**CHALLENGE**. Check every line of the data below for the string "طريق", and copy the ones that hold it.

**EXCERPTED RECORDS**.
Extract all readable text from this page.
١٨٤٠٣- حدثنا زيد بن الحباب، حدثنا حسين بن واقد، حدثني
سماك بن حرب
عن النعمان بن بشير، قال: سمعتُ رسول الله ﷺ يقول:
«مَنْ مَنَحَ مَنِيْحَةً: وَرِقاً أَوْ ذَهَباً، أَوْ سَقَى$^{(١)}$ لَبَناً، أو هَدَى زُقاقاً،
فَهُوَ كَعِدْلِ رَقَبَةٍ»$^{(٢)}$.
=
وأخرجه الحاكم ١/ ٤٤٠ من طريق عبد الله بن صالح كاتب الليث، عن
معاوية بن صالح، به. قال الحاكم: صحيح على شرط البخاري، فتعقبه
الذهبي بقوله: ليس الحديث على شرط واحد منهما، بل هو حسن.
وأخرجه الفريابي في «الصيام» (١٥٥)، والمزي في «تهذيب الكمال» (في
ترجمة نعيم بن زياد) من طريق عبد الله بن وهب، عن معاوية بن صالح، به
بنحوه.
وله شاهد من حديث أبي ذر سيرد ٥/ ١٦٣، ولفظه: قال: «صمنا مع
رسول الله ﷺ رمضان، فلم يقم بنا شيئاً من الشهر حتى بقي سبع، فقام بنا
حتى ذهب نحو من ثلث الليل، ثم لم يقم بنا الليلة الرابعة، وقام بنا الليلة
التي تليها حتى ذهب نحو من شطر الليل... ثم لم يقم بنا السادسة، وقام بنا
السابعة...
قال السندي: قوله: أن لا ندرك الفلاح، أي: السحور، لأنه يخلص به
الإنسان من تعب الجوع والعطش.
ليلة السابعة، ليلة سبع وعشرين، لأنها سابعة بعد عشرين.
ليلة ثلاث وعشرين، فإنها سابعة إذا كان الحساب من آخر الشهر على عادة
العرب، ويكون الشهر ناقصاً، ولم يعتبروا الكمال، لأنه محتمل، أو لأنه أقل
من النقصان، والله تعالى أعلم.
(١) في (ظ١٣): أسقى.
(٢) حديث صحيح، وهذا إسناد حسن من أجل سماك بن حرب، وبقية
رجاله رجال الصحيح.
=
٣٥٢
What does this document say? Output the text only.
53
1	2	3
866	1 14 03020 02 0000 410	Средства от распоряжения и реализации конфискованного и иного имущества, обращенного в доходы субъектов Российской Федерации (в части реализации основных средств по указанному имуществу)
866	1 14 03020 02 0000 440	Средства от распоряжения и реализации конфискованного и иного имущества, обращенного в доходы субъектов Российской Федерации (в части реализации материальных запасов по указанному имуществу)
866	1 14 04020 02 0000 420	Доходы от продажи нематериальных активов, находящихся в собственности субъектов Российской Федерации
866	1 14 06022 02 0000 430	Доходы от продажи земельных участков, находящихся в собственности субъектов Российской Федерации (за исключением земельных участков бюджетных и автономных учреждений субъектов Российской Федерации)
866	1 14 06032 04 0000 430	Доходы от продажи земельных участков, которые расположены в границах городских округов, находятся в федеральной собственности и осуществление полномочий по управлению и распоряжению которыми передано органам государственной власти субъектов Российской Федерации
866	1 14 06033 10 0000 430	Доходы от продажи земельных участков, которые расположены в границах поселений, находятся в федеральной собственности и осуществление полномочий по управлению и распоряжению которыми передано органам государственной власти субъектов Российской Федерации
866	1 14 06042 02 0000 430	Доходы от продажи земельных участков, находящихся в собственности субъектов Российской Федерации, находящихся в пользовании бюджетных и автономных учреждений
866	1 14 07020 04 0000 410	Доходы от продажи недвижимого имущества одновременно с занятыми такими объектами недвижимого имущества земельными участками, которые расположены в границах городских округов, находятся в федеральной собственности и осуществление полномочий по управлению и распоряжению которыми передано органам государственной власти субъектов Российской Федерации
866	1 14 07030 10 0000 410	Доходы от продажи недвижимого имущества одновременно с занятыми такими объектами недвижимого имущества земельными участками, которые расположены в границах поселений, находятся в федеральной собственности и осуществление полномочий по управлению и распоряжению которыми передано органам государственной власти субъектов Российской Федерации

**WORKED SOLUTION**.
وأخرجه الحاكم ١/ ٤٤٠ من طريق عبد الله بن صالح كاتب الليث، عن
ترجمة نعيم بن زياد) من طريق عبد الله بن وهب، عن معاوية بن صالح، به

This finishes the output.